Filter the entries below, keeping only lines with the word "date".

Information given
--- start ---

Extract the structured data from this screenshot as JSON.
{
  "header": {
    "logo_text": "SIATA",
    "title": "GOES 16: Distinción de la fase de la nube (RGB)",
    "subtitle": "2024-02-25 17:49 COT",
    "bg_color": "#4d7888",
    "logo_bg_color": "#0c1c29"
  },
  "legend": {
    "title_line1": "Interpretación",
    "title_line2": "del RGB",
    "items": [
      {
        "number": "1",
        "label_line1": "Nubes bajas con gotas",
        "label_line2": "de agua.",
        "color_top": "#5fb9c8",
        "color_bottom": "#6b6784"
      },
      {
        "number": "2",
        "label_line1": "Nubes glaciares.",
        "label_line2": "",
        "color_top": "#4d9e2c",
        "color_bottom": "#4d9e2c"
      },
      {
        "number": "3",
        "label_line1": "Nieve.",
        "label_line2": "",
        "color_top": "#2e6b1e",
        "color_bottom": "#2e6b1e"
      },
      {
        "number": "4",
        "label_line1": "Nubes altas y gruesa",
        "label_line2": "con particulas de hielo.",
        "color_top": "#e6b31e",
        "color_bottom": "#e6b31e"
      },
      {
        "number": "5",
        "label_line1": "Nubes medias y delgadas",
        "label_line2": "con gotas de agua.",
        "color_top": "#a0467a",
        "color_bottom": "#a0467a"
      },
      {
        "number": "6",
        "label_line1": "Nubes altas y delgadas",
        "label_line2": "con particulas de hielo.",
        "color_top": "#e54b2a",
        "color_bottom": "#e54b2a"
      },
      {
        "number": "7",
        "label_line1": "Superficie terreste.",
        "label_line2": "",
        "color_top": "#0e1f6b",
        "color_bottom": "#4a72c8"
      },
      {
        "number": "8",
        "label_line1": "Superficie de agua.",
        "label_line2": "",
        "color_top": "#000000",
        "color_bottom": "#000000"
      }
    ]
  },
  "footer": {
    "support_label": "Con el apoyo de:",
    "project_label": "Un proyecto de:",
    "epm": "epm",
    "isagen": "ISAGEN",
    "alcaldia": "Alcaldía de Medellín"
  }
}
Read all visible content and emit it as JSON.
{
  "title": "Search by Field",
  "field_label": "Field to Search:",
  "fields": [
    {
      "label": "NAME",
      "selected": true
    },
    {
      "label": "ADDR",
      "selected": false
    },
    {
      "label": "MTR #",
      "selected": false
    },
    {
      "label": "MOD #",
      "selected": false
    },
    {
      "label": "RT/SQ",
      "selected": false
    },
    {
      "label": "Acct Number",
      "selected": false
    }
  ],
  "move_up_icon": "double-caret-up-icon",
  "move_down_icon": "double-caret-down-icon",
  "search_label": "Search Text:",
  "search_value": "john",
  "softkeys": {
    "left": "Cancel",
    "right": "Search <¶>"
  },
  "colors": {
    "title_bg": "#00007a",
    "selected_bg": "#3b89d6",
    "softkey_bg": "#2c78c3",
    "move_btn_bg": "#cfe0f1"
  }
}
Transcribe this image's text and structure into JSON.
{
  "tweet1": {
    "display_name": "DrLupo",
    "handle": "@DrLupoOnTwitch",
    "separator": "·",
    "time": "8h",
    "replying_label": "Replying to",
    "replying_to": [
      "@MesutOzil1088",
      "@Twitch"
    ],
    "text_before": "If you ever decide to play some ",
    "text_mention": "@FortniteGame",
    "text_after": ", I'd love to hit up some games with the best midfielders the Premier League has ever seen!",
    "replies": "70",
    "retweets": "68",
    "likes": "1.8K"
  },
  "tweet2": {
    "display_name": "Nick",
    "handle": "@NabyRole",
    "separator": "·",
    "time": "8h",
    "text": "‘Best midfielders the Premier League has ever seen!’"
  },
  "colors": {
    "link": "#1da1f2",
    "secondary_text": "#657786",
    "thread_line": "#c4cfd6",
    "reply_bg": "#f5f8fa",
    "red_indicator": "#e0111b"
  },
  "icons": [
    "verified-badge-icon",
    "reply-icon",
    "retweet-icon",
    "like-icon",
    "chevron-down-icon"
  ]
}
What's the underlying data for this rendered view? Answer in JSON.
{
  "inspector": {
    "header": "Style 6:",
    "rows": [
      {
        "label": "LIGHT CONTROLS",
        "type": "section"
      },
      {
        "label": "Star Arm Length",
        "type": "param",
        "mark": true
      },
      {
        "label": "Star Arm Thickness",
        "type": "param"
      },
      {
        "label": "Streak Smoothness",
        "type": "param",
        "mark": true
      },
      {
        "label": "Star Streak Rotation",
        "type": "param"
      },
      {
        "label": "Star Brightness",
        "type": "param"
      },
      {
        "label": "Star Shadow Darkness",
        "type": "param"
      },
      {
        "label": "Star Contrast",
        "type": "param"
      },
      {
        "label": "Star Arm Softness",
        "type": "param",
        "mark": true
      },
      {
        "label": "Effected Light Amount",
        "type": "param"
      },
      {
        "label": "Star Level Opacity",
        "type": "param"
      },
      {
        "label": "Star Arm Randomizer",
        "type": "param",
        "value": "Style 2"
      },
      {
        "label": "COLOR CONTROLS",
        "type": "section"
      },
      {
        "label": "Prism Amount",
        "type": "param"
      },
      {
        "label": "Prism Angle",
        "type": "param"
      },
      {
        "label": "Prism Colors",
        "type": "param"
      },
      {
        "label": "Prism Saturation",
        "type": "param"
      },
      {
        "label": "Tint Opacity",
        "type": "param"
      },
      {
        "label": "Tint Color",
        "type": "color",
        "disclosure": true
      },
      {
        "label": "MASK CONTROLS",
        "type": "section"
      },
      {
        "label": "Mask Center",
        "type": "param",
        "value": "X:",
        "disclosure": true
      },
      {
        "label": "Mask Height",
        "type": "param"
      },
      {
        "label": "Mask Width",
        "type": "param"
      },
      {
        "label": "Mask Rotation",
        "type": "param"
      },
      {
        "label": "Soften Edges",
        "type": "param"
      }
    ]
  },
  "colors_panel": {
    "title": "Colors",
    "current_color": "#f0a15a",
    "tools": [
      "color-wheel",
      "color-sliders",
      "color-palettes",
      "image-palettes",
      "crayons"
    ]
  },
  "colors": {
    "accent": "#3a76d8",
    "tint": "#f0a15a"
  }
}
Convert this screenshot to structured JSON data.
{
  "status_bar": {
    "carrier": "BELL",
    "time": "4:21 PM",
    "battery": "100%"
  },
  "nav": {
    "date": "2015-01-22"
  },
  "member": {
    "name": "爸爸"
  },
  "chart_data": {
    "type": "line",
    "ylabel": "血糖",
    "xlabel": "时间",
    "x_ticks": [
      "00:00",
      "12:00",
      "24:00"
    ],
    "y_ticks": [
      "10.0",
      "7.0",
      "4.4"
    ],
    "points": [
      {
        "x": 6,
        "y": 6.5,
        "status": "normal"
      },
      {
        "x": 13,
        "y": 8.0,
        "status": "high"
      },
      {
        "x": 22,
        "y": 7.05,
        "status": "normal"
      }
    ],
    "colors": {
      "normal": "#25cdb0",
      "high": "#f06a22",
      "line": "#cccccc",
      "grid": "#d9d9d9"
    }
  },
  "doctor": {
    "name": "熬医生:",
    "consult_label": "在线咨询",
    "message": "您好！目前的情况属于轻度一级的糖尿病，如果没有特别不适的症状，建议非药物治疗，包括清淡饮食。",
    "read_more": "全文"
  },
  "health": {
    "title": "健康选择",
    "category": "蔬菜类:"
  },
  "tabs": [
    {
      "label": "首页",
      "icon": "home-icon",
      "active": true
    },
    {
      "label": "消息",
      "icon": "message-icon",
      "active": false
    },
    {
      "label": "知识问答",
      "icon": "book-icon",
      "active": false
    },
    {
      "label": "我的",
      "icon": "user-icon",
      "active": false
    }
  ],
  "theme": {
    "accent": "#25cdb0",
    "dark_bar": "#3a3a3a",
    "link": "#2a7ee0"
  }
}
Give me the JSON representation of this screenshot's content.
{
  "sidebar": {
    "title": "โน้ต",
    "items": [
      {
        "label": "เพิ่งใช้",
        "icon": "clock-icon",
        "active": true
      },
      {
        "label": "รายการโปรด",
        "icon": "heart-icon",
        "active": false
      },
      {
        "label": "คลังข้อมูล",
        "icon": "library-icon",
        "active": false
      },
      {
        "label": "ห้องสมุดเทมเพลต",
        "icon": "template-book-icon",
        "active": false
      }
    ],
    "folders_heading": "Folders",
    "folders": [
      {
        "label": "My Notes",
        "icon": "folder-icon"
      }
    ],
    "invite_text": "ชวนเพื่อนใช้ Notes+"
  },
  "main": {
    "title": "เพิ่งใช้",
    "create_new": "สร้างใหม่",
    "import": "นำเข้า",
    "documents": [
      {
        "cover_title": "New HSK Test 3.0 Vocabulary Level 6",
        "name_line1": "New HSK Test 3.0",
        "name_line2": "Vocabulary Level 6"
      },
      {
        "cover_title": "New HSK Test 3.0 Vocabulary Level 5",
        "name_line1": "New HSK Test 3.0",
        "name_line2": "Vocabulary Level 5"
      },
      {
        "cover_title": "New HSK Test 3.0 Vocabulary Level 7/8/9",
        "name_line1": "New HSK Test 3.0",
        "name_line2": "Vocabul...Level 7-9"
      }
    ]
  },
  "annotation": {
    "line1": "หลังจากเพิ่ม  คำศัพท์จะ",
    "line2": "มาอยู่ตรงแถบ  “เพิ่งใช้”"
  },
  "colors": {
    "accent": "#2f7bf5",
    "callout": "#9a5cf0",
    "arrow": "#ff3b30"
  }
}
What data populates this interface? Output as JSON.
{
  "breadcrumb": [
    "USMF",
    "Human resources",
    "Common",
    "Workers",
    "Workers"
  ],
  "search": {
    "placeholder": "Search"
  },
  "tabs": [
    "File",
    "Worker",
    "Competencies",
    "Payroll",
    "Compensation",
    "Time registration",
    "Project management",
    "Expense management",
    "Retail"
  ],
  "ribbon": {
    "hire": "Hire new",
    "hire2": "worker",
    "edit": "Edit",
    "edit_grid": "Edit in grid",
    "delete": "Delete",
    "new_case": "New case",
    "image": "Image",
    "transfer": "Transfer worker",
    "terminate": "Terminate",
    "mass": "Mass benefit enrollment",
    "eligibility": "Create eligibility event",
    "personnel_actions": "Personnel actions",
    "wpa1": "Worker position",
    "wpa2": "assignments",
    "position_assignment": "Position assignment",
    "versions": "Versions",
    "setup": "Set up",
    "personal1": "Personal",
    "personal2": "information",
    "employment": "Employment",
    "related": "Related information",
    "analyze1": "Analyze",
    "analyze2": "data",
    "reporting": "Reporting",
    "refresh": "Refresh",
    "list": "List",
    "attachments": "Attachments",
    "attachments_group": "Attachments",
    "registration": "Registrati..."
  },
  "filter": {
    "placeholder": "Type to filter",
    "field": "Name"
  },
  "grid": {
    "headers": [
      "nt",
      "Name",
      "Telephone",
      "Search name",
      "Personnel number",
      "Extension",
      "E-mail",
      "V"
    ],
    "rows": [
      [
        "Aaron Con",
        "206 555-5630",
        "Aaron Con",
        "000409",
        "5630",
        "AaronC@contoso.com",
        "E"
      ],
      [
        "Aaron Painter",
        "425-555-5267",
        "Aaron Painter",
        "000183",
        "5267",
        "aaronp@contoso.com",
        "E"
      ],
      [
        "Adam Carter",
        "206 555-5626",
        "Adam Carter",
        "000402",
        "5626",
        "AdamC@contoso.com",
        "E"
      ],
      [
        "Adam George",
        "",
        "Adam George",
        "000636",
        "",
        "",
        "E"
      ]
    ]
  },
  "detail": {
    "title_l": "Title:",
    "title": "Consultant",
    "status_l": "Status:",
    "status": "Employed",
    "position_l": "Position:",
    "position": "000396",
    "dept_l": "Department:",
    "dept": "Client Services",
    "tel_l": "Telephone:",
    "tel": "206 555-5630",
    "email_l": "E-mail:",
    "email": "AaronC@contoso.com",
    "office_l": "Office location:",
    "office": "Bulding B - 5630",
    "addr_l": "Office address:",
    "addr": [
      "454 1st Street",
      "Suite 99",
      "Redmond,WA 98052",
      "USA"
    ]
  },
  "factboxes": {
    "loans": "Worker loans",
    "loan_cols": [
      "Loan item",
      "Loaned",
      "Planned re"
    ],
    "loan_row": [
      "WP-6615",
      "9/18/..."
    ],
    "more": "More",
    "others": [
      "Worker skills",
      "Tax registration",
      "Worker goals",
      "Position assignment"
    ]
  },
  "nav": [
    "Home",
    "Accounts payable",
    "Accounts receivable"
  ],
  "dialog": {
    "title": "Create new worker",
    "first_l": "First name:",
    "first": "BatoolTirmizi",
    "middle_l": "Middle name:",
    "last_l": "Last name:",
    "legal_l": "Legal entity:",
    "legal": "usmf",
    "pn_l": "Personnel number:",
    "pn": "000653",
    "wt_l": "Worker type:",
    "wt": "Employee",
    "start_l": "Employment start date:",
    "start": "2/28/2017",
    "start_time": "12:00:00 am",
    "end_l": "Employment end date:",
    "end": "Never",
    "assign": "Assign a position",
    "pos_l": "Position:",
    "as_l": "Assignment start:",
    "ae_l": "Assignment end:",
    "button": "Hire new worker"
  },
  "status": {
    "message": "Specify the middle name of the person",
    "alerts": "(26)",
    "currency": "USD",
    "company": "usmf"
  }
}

--- end ---

Exercise solution
    "date": "2015-01-22"
    "start_l": "Employment start date:",
    "end_l": "Employment end date:",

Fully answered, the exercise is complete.